SOURCE MATERIAL -
┄┄┄┄┄┄
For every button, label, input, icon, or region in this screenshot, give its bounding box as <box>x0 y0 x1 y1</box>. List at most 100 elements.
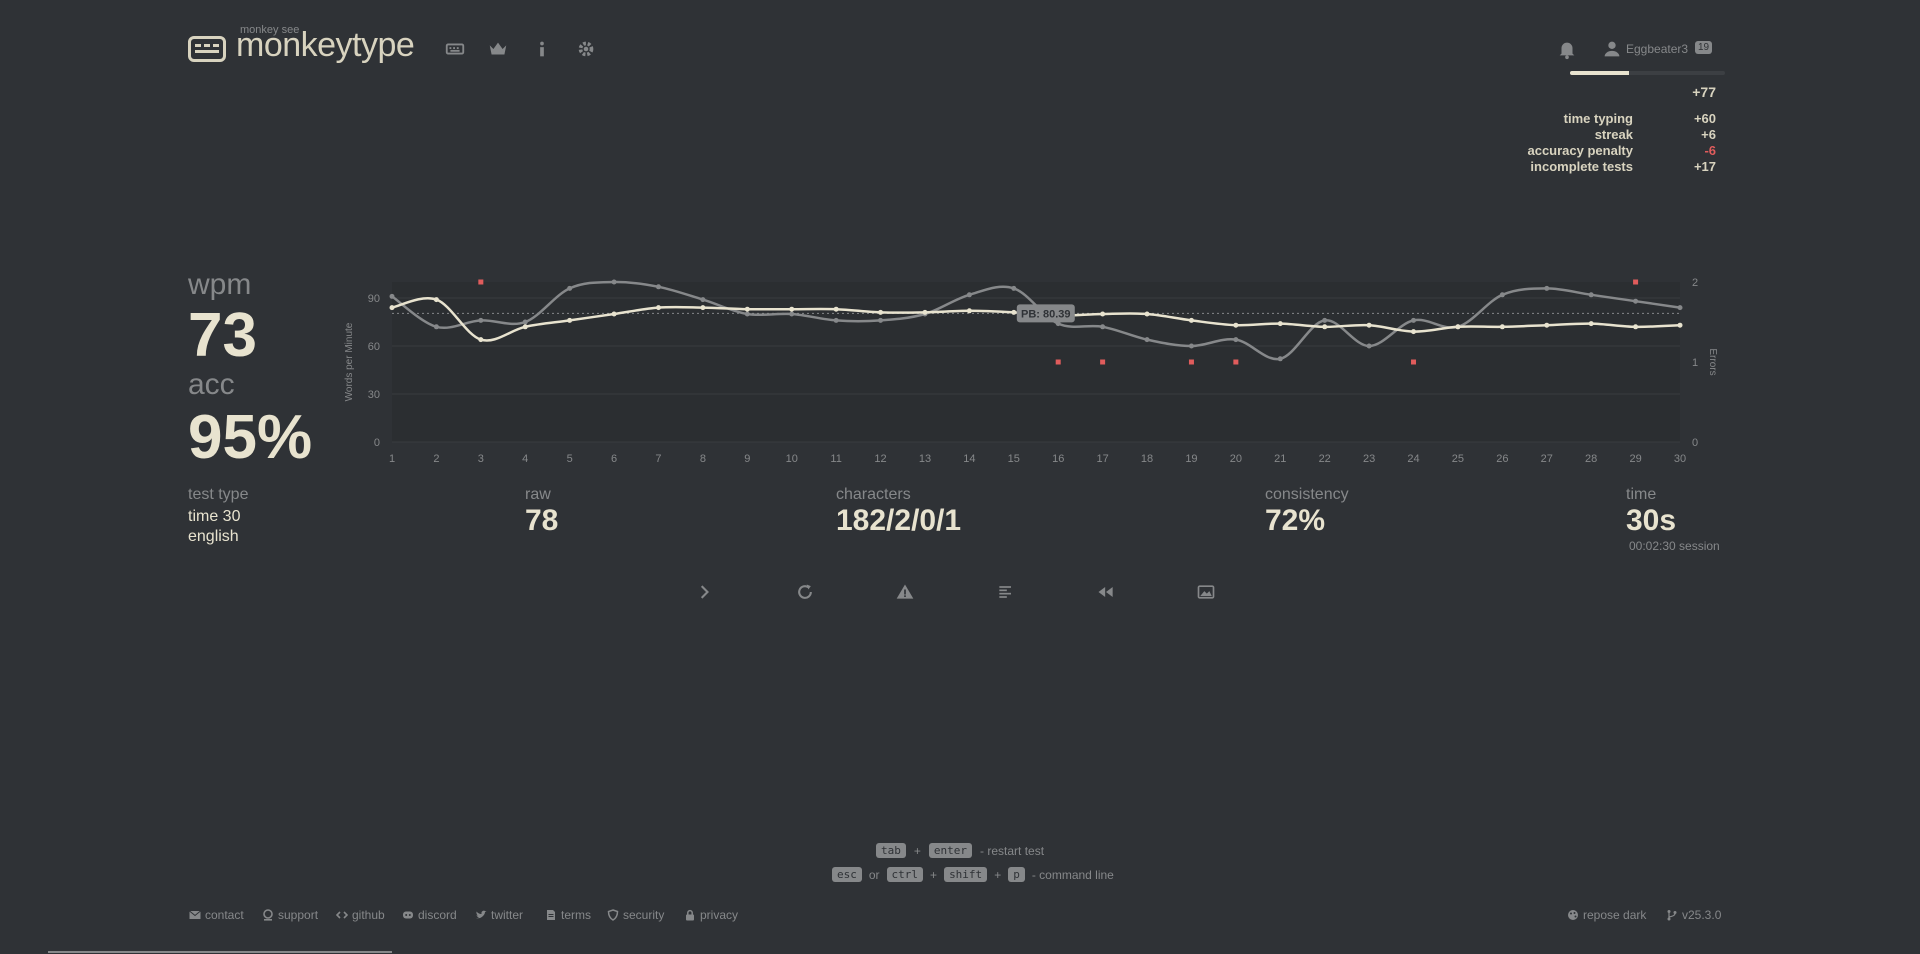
info-icon[interactable] <box>531 38 553 60</box>
raw-point <box>1588 292 1594 298</box>
crown-icon[interactable] <box>487 38 509 60</box>
restart-hint: tab + enter - restart test <box>876 843 1044 858</box>
x-tick-label: 3 <box>478 453 484 465</box>
logo-icon[interactable] <box>188 36 226 62</box>
raw-point <box>789 311 795 317</box>
pb-label: PB: 80.39 <box>1021 308 1071 320</box>
x-tick-label: 22 <box>1319 453 1331 465</box>
footer-terms[interactable]: terms <box>545 908 591 922</box>
footer-discord[interactable]: discord <box>402 908 457 922</box>
xp-row-streak: streak +6 <box>1594 127 1716 142</box>
acc-label: acc <box>188 368 235 401</box>
footer-twitter[interactable]: twitter <box>475 908 523 922</box>
xp-row-accuracy-penalty: accuracy penalty -6 <box>1527 143 1716 158</box>
x-tick-label: 4 <box>522 453 528 465</box>
x-tick-label: 20 <box>1230 453 1242 465</box>
username[interactable]: Eggbeater3 <box>1626 42 1688 56</box>
x-tick-label: 23 <box>1363 453 1375 465</box>
y2-axis-label: Errors <box>1707 348 1718 375</box>
raw-point <box>655 284 661 290</box>
xp-total: +77 <box>1692 84 1716 100</box>
x-tick-label: 11 <box>830 453 841 465</box>
footer-theme[interactable]: repose dark <box>1567 908 1646 922</box>
raw-point <box>700 297 706 303</box>
x-tick-label: 13 <box>919 453 931 465</box>
envelope-icon <box>189 910 201 919</box>
wpm-point <box>922 309 928 315</box>
wpm-point <box>1233 322 1239 328</box>
raw-point <box>478 317 484 323</box>
x-tick-label: 5 <box>567 453 573 465</box>
x-tick-label: 28 <box>1585 453 1597 465</box>
wpm-point <box>1011 309 1017 315</box>
raw-point <box>833 317 839 323</box>
footer-version[interactable]: v25.3.0 <box>1666 908 1721 922</box>
raw-point <box>1411 317 1417 323</box>
screenshot-button[interactable] <box>1196 582 1220 606</box>
raw-point <box>1677 305 1683 311</box>
wpm-point <box>833 306 839 312</box>
wpm-point <box>1411 329 1417 335</box>
footer-support[interactable]: support <box>262 908 318 922</box>
y-tick-label: 0 <box>374 437 380 449</box>
document-icon <box>547 910 555 920</box>
wpm-point <box>478 337 484 343</box>
discord-icon <box>403 911 413 919</box>
wpm-chart: 03060900121 2 3 4 5 6 7 8 9 10 11 12 13 14 15 16 17 18 19 2… <box>344 277 1718 465</box>
error-marker <box>478 279 484 285</box>
footer-privacy[interactable]: privacy <box>684 908 738 922</box>
y2-tick-label: 1 <box>1692 357 1698 369</box>
wpm-point <box>744 306 750 312</box>
replay-button[interactable] <box>1096 582 1120 606</box>
branch-icon <box>1667 910 1677 921</box>
error-marker <box>1188 359 1194 365</box>
error-marker <box>1055 359 1061 365</box>
raw-point <box>389 293 395 299</box>
key-p: p <box>1008 867 1025 882</box>
wpm-point <box>789 306 795 312</box>
next-test-button[interactable] <box>695 582 719 606</box>
key-shift: shift <box>944 867 988 882</box>
twitter-icon <box>476 910 487 919</box>
wpm-point <box>433 297 439 303</box>
error-marker <box>1411 359 1417 365</box>
raw-point <box>744 311 750 317</box>
x-tick-label: 25 <box>1452 453 1464 465</box>
wpm-point <box>1633 324 1639 330</box>
footer-security[interactable]: security <box>607 908 664 922</box>
y-tick-label: 90 <box>368 293 380 305</box>
error-marker <box>1100 359 1106 365</box>
consistency-label: consistency <box>1265 486 1349 503</box>
raw-point <box>878 317 884 323</box>
keyboard-icon[interactable] <box>444 38 466 60</box>
raw-point <box>1100 324 1106 330</box>
wpm-point <box>1100 311 1106 317</box>
footer-contact[interactable]: contact <box>189 908 244 922</box>
logo-text[interactable]: monkeytype <box>236 26 415 65</box>
wpm-point <box>1544 322 1550 328</box>
gear-icon[interactable] <box>575 38 597 60</box>
lock-icon <box>686 909 694 921</box>
x-tick-label: 9 <box>744 453 750 465</box>
footer-github[interactable]: github <box>336 908 385 922</box>
error-marker <box>1633 279 1639 285</box>
report-warning-icon[interactable] <box>895 582 919 606</box>
raw-point <box>1544 285 1550 291</box>
user-icon[interactable] <box>1601 38 1623 60</box>
shield-icon <box>607 909 619 921</box>
wpm-point <box>1677 322 1683 328</box>
wpm-value: 73 <box>188 301 257 370</box>
key-enter: enter <box>928 843 973 858</box>
x-tick-label: 6 <box>611 453 617 465</box>
bell-icon[interactable] <box>1556 38 1578 60</box>
restart-hint-text: - restart test <box>980 843 1045 858</box>
x-tick-label: 14 <box>963 453 975 465</box>
words-history-button[interactable] <box>996 582 1020 606</box>
xp-row-time-typing: time typing +60 <box>1563 111 1716 126</box>
x-tick-label: 10 <box>786 453 798 465</box>
acc-value: 95% <box>188 403 313 472</box>
raw-point <box>433 324 439 330</box>
restart-button[interactable] <box>795 582 819 606</box>
x-tick-label: 26 <box>1496 453 1508 465</box>
wpm-point <box>567 317 573 323</box>
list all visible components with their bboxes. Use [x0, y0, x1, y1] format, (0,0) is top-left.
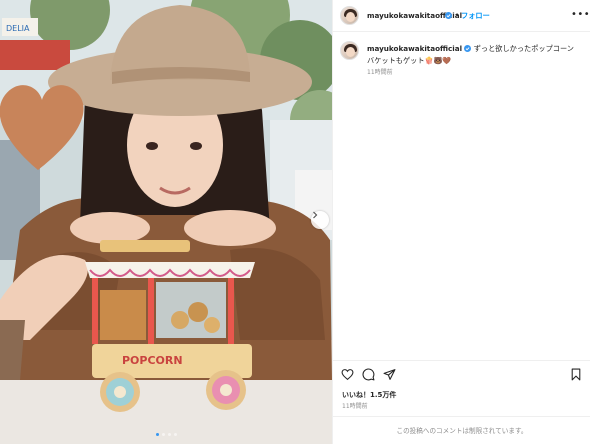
svg-text:POPCORN: POPCORN [122, 354, 183, 367]
post-media[interactable]: DELIA POPCORN [0, 0, 332, 444]
heart-icon[interactable] [341, 368, 354, 381]
caption-avatar[interactable] [340, 41, 359, 60]
carousel-dot [155, 433, 159, 436]
next-button[interactable] [311, 211, 329, 229]
separator-dot: • [455, 11, 460, 19]
avatar[interactable] [340, 6, 359, 25]
follow-button[interactable]: フォロー [461, 11, 490, 21]
carousel-dot [173, 433, 177, 436]
instagram-post-view: DELIA POPCORN mayukokawakitaofficial • フ… [0, 0, 590, 444]
like-count[interactable]: いいね！1.5万件 [342, 390, 396, 400]
post-side-panel: mayukokawakitaofficial • フォロー ••• mayuko… [332, 0, 590, 444]
next-arrow-icon [313, 211, 318, 219]
post-time[interactable]: 11時間前 [342, 401, 368, 410]
verified-badge-icon [445, 12, 452, 19]
caption-username[interactable]: mayukokawakitaofficial [367, 44, 462, 53]
comment-icon[interactable] [362, 368, 375, 381]
carousel-dot [167, 433, 171, 436]
bookmark-icon[interactable] [570, 368, 582, 381]
post-photo: DELIA POPCORN [0, 0, 332, 444]
carousel-dot [161, 433, 165, 436]
svg-text:DELIA: DELIA [6, 24, 30, 33]
caption-time: 11時間前 [367, 69, 393, 76]
post-actions: いいね！1.5万件 11時間前 この投稿へのコメントは制限されています。 [333, 360, 590, 444]
verified-badge-icon [464, 45, 472, 52]
share-icon[interactable] [383, 368, 396, 381]
post-header: mayukokawakitaofficial • フォロー ••• [333, 0, 590, 32]
caption: mayukokawakitaofficial ずっと欲しかったポップコーンバケッ… [367, 43, 579, 67]
carousel-indicator [0, 433, 332, 436]
comments-restricted-notice: この投稿へのコメントは制限されています。 [333, 416, 590, 445]
more-options-button[interactable]: ••• [571, 10, 590, 20]
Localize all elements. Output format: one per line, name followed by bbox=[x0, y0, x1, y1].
┄┄┄┄┄┄
EXERCISE AIM - Copy out the lines from the one with "info-icon[interactable] <box>531 38" to the one with "y2-axis-label: Errors <box>1707", both included, keeping each line the same as in the records.

WRITTEN ANSWER -
info-icon[interactable] <box>531 38 553 60</box>
raw-point <box>1588 292 1594 298</box>
crown-icon[interactable] <box>487 38 509 60</box>
restart-hint: tab + enter - restart test <box>876 843 1044 858</box>
x-tick-label: 3 <box>478 453 484 465</box>
logo-icon[interactable] <box>188 36 226 62</box>
raw-point <box>789 311 795 317</box>
pb-label: PB: 80.39 <box>1021 308 1071 320</box>
x-tick-label: 22 <box>1319 453 1331 465</box>
footer-terms[interactable]: terms <box>545 908 591 922</box>
footer-discord[interactable]: discord <box>402 908 457 922</box>
xp-row-streak: streak +6 <box>1594 127 1716 142</box>
acc-label: acc <box>188 368 235 401</box>
footer-twitter[interactable]: twitter <box>475 908 523 922</box>
xp-row-accuracy-penalty: accuracy penalty -6 <box>1527 143 1716 158</box>
x-tick-label: 4 <box>522 453 528 465</box>
x-tick-label: 20 <box>1230 453 1242 465</box>
username[interactable]: Eggbeater3 <box>1626 42 1688 56</box>
x-tick-label: 23 <box>1363 453 1375 465</box>
y2-axis-label: Errors <box>1707 348 1718 375</box>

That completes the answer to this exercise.